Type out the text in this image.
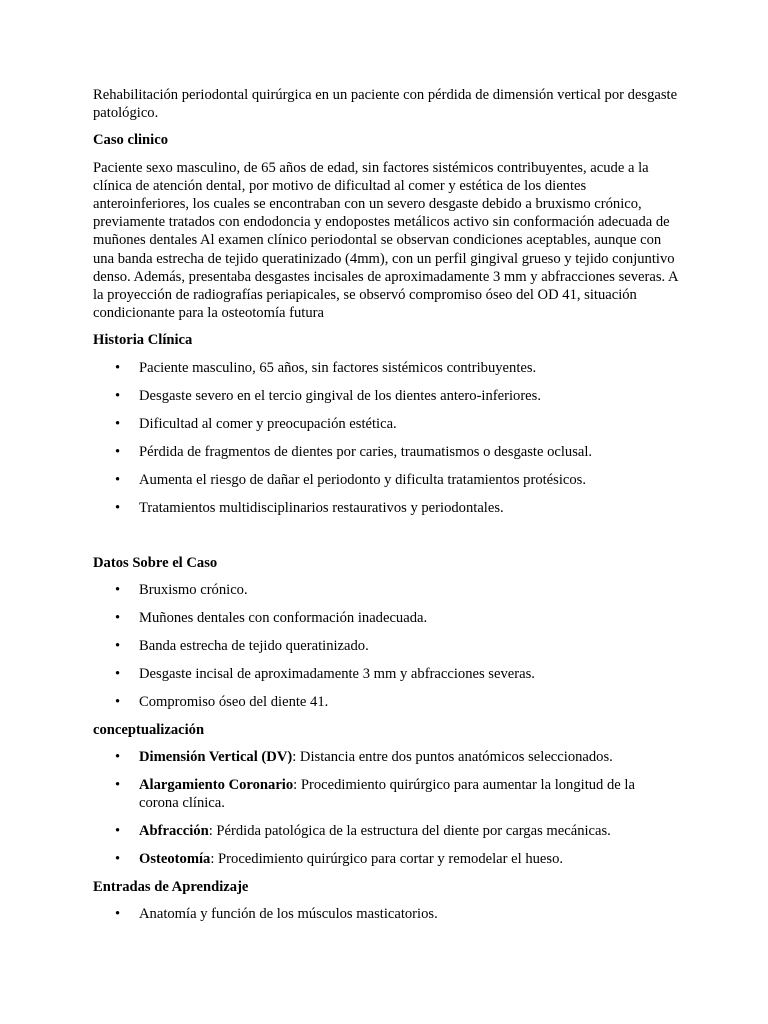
Rehabilitación periodontal quirúrgica en un paciente con pérdida de dimensión vertical por desgaste patológico.

Caso clinico

Paciente sexo masculino, de 65 años de edad, sin factores sistémicos contribuyentes, acude a la clínica de atención dental, por motivo de dificultad al comer y estética de los dientes anteroinferiores, los cuales se encontraban con un severo desgaste debido a bruxismo crónico, previamente tratados con endodoncia y endopostes metálicos activo sin conformación adecuada de muñones dentales Al examen clínico periodontal se observan condiciones aceptables, aunque con una banda estrecha de tejido queratinizado (4mm), con un perfil gingival grueso y tejido conjuntivo denso. Además, presentaba desgastes incisales de aproximadamente 3 mm y abfracciones severas. A la proyección de radiografías periapicales, se observó compromiso óseo del OD 41, situación condicionante para la osteotomía futura

Historia Clínica
• Paciente masculino, 65 años, sin factores sistémicos contribuyentes.
• Desgaste severo en el tercio gingival de los dientes antero-inferiores.
• Dificultad al comer y preocupación estética.
• Pérdida de fragmentos de dientes por caries, traumatismos o desgaste oclusal.
• Aumenta el riesgo de dañar el periodonto y dificulta tratamientos protésicos.
• Tratamientos multidisciplinarios restaurativos y periodontales.
Datos Sobre el Caso
• Bruxismo crónico.
• Muñones dentales con conformación inadecuada.
• Banda estrecha de tejido queratinizado.
• Desgaste incisal de aproximadamente 3 mm y abfracciones severas.
• Compromiso óseo del diente 41.
conceptualización
• Dimensión Vertical (DV): Distancia entre dos puntos anatómicos seleccionados.
• Alargamiento Coronario: Procedimiento quirúrgico para aumentar la longitud de la corona clínica.
• Abfracción: Pérdida patológica de la estructura del diente por cargas mecánicas.
• Osteotomía: Procedimiento quirúrgico para cortar y remodelar el hueso.
Entradas de Aprendizaje
• Anatomía y función de los músculos masticatorios.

■ ■ ■ ■

● **Directive**:
Every record must be copied exactly, with the pictures left out.

● **Exercise response**:
Type out the text in this image.
Rehabilitación periodontal quirúrgica en un paciente con pérdida de dimensión vertical por desgaste patológico.

Caso clinico

Paciente sexo masculino, de 65 años de edad, sin factores sistémicos contribuyentes, acude a la clínica de atención dental, por motivo de dificultad al comer y estética de los dientes anteroinferiores, los cuales se encontraban con un severo desgaste debido a bruxismo crónico, previamente tratados con endodoncia y endopostes metálicos activo sin conformación adecuada de muñones dentales Al examen clínico periodontal se observan condiciones aceptables, aunque con una banda estrecha de tejido queratinizado (4mm), con un perfil gingival grueso y tejido conjuntivo denso. Además, presentaba desgastes incisales de aproximadamente 3 mm y abfracciones severas. A la proyección de radiografías periapicales, se observó compromiso óseo del OD 41, situación condicionante para la osteotomía futura

Historia Clínica
• Paciente masculino, 65 años, sin factores sistémicos contribuyentes.
• Desgaste severo en el tercio gingival de los dientes antero-inferiores.
• Dificultad al comer y preocupación estética.
• Pérdida de fragmentos de dientes por caries, traumatismos o desgaste oclusal.
• Aumenta el riesgo de dañar el periodonto y dificulta tratamientos protésicos.
• Tratamientos multidisciplinarios restaurativos y periodontales.
Datos Sobre el Caso
• Bruxismo crónico.
• Muñones dentales con conformación inadecuada.
• Banda estrecha de tejido queratinizado.
• Desgaste incisal de aproximadamente 3 mm y abfracciones severas.
• Compromiso óseo del diente 41.
conceptualización
• Dimensión Vertical (DV): Distancia entre dos puntos anatómicos seleccionados.
• Alargamiento Coronario: Procedimiento quirúrgico para aumentar la longitud de la corona clínica.
• Abfracción: Pérdida patológica de la estructura del diente por cargas mecánicas.
• Osteotomía: Procedimiento quirúrgico para cortar y remodelar el hueso.
Entradas de Aprendizaje
• Anatomía y función de los músculos masticatorios.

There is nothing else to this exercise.